### Stated problem
Select the lines that contain "from" and copy each of them.

### Task inputs
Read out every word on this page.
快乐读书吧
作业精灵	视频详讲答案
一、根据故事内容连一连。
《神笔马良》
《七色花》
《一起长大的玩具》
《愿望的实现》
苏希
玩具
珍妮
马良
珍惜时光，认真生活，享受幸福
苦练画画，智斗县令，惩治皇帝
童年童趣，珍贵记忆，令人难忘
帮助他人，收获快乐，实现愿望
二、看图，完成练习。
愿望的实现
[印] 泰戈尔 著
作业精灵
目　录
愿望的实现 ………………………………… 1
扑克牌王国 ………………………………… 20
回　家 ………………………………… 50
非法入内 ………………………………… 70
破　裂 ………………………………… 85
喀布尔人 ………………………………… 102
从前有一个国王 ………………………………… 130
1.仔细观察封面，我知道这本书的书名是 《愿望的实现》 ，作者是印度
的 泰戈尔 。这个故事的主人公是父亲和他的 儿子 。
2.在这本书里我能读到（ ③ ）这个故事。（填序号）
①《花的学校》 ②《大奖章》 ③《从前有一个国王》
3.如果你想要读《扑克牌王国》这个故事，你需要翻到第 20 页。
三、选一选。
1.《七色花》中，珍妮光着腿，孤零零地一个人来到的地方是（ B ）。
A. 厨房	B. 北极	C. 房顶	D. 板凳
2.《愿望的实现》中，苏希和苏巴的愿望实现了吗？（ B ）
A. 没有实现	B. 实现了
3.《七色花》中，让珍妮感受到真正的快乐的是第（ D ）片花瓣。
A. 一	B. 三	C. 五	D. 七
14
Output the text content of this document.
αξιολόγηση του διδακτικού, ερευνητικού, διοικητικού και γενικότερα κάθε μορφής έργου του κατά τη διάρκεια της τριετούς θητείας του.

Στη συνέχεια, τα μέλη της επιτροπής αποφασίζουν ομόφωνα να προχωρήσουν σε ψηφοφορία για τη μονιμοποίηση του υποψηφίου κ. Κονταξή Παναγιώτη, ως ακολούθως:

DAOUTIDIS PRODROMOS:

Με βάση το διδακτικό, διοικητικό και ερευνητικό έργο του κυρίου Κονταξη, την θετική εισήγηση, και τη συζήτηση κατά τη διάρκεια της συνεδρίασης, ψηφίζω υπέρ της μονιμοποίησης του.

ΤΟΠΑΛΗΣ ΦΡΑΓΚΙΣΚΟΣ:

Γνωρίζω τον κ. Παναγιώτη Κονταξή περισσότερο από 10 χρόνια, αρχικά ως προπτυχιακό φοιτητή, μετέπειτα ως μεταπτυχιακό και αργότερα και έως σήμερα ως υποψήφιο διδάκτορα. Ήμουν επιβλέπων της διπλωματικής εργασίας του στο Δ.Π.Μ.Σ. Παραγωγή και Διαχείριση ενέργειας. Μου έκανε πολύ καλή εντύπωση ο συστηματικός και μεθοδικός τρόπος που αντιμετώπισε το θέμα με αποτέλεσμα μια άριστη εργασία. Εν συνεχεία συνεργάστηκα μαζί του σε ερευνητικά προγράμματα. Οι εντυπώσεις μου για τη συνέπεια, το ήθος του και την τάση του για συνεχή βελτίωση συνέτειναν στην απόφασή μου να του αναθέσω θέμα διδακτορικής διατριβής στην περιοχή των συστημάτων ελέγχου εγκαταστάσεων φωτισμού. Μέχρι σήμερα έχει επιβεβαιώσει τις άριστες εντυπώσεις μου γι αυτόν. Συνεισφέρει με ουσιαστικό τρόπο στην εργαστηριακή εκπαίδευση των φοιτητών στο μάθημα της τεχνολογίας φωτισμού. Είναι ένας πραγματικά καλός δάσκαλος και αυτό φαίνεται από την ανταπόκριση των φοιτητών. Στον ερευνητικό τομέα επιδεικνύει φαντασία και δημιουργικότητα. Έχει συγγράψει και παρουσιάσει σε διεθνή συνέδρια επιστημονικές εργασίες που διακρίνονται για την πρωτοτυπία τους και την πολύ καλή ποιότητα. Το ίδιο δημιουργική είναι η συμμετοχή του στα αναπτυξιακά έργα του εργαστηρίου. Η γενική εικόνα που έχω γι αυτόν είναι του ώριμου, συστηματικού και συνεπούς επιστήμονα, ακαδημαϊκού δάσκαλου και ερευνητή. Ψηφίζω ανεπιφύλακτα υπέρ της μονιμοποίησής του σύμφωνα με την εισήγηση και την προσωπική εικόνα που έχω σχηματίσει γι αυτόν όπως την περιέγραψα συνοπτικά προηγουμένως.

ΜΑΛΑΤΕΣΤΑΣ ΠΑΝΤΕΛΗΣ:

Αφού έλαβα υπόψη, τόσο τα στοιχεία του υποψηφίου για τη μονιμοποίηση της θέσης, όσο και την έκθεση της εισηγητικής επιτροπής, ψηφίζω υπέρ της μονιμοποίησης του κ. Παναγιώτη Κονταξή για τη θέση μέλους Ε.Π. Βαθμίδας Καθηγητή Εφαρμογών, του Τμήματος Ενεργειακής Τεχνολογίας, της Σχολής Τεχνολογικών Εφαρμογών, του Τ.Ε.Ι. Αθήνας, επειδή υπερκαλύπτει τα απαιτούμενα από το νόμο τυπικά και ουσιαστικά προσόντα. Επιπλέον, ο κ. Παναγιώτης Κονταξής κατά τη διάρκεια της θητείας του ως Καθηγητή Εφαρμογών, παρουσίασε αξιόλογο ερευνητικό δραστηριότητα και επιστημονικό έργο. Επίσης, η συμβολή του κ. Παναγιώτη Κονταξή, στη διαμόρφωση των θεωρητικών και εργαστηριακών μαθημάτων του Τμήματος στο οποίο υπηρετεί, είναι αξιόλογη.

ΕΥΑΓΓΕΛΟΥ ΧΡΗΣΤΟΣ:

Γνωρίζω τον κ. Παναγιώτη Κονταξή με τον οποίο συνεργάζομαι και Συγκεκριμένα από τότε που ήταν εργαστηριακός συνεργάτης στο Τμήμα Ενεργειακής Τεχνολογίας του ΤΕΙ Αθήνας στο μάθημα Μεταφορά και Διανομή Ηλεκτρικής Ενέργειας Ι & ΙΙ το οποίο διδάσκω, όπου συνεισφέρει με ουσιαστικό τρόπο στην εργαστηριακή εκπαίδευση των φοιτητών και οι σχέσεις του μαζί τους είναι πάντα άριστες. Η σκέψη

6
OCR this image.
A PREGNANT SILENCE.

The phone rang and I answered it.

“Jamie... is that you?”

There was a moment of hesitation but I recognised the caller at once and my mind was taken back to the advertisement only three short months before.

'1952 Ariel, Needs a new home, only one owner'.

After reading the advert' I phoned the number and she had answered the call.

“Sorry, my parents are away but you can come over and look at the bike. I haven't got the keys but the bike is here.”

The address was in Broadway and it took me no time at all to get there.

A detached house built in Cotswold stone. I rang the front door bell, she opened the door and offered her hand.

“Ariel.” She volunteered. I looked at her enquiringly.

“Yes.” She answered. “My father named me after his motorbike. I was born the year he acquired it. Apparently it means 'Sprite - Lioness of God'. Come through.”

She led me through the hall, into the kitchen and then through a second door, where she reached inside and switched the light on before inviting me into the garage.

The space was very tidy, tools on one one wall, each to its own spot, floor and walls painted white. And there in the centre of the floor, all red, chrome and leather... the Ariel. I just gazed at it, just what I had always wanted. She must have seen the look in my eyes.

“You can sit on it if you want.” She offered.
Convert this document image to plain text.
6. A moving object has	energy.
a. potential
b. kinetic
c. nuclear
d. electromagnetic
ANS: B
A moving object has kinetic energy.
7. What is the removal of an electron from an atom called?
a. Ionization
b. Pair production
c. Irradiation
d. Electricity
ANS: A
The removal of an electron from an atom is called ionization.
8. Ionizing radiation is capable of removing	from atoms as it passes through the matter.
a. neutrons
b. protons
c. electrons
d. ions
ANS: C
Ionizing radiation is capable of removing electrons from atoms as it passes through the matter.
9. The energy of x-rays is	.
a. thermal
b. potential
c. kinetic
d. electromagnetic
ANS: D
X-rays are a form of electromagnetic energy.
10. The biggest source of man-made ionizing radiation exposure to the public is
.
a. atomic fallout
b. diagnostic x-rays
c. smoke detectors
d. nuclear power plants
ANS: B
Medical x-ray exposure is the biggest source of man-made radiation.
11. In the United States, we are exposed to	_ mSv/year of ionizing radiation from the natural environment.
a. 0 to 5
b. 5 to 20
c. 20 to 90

### Finished task
7. What is the removal of an electron from an atom called?
The removal of an electron from an atom is called ionization.
8. Ionizing radiation is capable of removing	from atoms as it passes through the matter.
Ionizing radiation is capable of removing electrons from atoms as it passes through the matter.
11. In the United States, we are exposed to	_ mSv/year of ionizing radiation from the natural environment.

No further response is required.